— Begin —

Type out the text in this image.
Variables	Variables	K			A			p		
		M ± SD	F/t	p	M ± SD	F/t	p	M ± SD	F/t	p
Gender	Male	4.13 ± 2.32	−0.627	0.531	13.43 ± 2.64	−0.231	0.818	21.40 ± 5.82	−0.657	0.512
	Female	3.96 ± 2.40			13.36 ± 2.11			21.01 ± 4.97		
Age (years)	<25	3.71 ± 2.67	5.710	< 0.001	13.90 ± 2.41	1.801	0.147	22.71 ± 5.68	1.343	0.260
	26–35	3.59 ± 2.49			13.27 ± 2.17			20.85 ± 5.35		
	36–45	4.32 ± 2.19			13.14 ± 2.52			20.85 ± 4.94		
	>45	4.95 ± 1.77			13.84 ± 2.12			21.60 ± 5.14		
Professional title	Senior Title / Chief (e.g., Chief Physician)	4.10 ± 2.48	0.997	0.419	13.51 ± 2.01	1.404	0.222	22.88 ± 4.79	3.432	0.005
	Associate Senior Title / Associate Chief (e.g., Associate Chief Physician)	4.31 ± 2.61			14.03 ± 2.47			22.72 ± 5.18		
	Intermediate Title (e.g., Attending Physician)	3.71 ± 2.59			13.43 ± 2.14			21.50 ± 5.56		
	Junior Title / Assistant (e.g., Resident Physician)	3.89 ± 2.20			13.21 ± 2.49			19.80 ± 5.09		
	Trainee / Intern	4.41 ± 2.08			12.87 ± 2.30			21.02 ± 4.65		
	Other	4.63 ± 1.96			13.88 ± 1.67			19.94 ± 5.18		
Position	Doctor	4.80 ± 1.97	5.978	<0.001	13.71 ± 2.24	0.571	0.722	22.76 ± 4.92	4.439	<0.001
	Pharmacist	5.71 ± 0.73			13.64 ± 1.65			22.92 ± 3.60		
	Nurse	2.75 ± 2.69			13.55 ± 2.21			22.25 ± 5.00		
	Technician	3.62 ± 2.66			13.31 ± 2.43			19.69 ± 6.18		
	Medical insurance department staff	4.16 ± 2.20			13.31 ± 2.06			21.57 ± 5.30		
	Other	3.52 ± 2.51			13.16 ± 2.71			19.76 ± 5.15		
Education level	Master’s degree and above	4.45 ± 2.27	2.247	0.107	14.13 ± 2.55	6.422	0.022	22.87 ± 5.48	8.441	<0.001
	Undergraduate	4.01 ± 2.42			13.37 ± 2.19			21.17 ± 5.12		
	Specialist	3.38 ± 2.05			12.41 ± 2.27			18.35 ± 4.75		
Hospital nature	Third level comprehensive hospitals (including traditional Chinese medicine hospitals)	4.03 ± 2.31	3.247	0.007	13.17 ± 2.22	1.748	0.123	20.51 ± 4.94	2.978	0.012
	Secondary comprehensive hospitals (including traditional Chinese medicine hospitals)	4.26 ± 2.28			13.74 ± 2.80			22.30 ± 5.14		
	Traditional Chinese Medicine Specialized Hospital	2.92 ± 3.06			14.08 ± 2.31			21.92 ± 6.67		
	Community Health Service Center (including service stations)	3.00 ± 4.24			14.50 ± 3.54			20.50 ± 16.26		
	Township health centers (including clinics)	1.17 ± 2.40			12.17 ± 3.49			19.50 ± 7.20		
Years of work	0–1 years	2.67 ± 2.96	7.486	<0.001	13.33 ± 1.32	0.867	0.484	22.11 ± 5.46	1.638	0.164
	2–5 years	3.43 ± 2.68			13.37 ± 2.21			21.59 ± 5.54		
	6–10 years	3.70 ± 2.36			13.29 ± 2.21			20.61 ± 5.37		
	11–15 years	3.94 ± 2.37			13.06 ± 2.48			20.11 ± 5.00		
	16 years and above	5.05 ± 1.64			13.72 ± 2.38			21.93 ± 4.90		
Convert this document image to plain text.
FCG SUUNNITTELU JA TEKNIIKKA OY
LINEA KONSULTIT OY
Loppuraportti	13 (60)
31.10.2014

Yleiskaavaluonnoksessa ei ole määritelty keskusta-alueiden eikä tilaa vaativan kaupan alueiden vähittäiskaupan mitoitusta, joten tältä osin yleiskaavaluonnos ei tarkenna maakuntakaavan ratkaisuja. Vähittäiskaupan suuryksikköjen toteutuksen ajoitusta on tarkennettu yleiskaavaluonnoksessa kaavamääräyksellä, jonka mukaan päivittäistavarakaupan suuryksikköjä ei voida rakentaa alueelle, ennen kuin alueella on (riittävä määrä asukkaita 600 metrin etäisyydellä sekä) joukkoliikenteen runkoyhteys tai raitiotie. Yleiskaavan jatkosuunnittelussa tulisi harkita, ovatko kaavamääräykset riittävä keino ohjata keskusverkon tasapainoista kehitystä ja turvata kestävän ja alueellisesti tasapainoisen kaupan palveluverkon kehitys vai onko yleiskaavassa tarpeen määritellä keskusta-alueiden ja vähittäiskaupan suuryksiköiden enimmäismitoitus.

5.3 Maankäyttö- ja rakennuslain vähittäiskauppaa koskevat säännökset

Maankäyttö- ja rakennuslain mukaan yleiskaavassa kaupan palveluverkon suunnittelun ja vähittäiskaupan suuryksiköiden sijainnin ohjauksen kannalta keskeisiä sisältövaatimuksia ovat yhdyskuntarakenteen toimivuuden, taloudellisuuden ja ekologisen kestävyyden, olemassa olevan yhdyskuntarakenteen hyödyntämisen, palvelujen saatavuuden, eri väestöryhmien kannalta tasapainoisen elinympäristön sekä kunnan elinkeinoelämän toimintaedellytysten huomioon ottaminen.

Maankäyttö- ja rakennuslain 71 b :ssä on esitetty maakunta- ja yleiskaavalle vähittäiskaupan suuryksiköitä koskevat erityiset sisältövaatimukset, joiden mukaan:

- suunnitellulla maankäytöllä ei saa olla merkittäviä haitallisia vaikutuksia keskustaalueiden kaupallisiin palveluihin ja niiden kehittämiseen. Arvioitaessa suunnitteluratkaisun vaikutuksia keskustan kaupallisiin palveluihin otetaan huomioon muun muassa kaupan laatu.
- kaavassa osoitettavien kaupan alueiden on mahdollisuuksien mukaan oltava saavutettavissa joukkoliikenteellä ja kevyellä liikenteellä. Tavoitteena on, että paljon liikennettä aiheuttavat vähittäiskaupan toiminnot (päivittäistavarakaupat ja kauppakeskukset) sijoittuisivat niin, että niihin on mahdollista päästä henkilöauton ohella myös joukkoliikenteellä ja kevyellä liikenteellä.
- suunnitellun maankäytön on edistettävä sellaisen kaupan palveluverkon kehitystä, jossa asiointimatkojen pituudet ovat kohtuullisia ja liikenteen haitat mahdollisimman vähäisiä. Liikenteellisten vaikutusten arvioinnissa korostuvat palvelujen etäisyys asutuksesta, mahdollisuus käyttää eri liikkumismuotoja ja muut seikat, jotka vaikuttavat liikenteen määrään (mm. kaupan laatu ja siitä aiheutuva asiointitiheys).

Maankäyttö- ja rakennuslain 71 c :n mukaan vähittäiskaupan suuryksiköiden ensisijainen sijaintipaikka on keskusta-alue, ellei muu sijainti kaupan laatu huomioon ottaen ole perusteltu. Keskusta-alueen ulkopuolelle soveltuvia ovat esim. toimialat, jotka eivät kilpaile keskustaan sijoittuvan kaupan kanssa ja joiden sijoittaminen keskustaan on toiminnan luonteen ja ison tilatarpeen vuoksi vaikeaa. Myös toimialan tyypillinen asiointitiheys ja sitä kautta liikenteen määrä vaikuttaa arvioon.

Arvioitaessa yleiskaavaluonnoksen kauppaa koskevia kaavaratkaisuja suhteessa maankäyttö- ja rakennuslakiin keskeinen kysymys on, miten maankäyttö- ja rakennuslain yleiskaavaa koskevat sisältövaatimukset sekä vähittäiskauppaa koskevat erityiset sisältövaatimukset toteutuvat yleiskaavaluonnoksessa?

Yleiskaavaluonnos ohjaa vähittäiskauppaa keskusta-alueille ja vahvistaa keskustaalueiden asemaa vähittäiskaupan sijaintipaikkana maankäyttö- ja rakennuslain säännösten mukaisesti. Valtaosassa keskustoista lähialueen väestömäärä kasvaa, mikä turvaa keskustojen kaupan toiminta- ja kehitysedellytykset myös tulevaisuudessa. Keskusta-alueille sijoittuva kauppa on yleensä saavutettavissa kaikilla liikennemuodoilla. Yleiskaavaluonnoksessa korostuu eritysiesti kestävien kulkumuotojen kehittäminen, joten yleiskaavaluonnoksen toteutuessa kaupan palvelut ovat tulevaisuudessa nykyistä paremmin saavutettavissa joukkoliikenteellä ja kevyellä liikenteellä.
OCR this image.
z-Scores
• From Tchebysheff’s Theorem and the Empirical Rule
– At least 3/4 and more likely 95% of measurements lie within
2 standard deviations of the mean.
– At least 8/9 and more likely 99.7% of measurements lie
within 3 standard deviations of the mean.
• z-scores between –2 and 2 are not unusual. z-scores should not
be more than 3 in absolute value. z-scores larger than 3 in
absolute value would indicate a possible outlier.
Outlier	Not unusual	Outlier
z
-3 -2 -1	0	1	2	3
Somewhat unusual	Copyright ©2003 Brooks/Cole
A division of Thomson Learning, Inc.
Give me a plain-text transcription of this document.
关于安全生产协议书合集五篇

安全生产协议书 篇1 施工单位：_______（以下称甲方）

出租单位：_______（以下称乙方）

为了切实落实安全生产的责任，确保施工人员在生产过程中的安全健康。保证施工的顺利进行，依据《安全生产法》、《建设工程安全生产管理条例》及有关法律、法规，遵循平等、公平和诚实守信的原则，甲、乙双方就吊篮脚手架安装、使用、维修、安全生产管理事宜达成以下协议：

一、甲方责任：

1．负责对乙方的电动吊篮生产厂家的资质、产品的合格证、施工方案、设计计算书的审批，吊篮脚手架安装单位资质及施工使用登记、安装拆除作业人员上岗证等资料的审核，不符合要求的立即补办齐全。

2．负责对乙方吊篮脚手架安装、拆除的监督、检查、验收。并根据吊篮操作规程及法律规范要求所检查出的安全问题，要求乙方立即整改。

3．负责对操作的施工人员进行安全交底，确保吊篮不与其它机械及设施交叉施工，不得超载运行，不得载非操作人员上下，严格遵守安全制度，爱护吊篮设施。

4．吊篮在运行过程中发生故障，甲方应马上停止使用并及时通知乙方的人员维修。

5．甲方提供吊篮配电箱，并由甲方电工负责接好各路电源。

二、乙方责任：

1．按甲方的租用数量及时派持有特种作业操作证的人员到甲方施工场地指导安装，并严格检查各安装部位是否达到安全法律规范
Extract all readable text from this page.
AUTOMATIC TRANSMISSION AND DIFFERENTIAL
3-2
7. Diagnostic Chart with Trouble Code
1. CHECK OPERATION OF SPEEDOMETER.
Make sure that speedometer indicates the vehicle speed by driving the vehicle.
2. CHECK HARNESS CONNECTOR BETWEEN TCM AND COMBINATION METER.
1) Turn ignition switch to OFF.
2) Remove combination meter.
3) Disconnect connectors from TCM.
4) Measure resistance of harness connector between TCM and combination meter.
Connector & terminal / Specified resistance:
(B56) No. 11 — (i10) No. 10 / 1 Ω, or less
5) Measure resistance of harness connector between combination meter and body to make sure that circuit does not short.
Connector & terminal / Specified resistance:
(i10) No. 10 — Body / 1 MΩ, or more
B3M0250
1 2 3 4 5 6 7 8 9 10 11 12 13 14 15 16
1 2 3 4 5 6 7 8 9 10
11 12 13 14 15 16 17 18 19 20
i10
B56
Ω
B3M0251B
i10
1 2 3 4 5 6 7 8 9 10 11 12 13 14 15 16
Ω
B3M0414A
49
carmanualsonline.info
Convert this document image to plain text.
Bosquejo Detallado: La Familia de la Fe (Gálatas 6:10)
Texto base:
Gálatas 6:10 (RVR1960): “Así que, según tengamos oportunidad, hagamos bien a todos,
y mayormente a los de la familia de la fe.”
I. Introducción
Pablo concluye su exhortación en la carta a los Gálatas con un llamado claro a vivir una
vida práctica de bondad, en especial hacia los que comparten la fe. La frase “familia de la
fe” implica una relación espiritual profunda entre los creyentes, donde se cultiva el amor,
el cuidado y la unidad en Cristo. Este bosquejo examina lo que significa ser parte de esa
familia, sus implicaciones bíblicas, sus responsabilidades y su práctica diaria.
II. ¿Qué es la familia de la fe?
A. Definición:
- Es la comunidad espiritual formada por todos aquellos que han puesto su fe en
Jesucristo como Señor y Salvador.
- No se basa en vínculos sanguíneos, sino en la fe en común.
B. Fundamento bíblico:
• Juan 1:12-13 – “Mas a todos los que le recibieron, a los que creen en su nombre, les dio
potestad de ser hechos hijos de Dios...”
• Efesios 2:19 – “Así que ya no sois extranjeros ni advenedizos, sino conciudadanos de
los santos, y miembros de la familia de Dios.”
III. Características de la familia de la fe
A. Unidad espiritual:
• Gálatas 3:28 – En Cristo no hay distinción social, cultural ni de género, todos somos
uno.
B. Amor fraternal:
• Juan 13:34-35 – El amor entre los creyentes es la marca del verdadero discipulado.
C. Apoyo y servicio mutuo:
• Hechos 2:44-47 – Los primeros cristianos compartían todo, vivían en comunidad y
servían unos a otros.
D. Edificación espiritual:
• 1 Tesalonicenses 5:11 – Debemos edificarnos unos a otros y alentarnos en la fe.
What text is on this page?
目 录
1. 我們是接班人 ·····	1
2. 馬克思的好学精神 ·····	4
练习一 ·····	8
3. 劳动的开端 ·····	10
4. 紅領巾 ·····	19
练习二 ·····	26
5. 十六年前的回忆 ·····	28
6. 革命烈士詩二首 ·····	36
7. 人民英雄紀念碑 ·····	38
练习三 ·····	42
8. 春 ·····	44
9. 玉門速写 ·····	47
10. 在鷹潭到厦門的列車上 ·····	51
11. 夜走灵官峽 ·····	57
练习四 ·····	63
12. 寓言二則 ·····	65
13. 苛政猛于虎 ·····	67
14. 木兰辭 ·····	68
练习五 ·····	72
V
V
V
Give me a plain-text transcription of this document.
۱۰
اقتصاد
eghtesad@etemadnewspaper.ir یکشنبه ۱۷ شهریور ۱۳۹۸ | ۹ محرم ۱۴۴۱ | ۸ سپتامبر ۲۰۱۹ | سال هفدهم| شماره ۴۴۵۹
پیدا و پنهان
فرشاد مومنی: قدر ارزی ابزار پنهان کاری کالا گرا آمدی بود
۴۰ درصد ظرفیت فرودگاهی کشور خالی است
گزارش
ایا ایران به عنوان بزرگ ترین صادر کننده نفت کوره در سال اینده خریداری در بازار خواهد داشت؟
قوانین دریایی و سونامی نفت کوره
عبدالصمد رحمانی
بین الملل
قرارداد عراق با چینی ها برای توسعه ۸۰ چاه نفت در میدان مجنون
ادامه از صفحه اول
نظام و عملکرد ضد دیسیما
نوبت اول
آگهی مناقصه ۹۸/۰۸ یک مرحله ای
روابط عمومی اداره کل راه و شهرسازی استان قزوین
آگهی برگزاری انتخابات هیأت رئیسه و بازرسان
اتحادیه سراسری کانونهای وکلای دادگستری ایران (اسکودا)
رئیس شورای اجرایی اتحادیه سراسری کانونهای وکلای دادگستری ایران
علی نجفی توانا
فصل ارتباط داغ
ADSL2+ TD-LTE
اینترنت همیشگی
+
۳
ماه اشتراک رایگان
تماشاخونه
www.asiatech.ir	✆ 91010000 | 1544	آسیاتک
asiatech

— End —

**What is asked:** Quote exactly the line containing "What text is on this page?" and every later line through the end of the listing, and no other lines.

**Result of the exercise:**
What text is on this page?
目 录
1. 我們是接班人 ·····	1
2. 馬克思的好学精神 ·····	4
练习一 ·····	8
3. 劳动的开端 ·····	10
4. 紅領巾 ·····	19
练习二 ·····	26
5. 十六年前的回忆 ·····	28
6. 革命烈士詩二首 ·····	36
7. 人民英雄紀念碑 ·····	38
练习三 ·····	42
8. 春 ·····	44
9. 玉門速写 ·····	47
10. 在鷹潭到厦門的列車上 ·····	51
11. 夜走灵官峽 ·····	57
练习四 ·····	63
12. 寓言二則 ·····	65
13. 苛政猛于虎 ·····	67
14. 木兰辭 ·····	68
练习五 ·····	72
V
V
V
Give me a plain-text transcription of this document.
۱۰
اقتصاد
eghtesad@etemadnewspaper.ir یکشنبه ۱۷ شهریور ۱۳۹۸ | ۹ محرم ۱۴۴۱ | ۸ سپتامبر ۲۰۱۹ | سال هفدهم| شماره ۴۴۵۹
پیدا و پنهان
فرشاد مومنی: قدر ارزی ابزار پنهان کاری کالا گرا آمدی بود
۴۰ درصد ظرفیت فرودگاهی کشور خالی است
گزارش
ایا ایران به عنوان بزرگ ترین صادر کننده نفت کوره در سال اینده خریداری در بازار خواهد داشت؟
قوانین دریایی و سونامی نفت کوره
عبدالصمد رحمانی
بین الملل
قرارداد عراق با چینی ها برای توسعه ۸۰ چاه نفت در میدان مجنون
ادامه از صفحه اول
نظام و عملکرد ضد دیسیما
نوبت اول
آگهی مناقصه ۹۸/۰۸ یک مرحله ای
روابط عمومی اداره کل راه و شهرسازی استان قزوین
آگهی برگزاری انتخابات هیأت رئیسه و بازرسان
اتحادیه سراسری کانونهای وکلای دادگستری ایران (اسکودا)
رئیس شورای اجرایی اتحادیه سراسری کانونهای وکلای دادگستری ایران
علی نجفی توانا
فصل ارتباط داغ
ADSL2+ TD-LTE
اینترنت همیشگی
+
۳
ماه اشتراک رایگان
تماشاخونه
www.asiatech.ir	✆ 91010000 | 1544	آسیاتک
asiatech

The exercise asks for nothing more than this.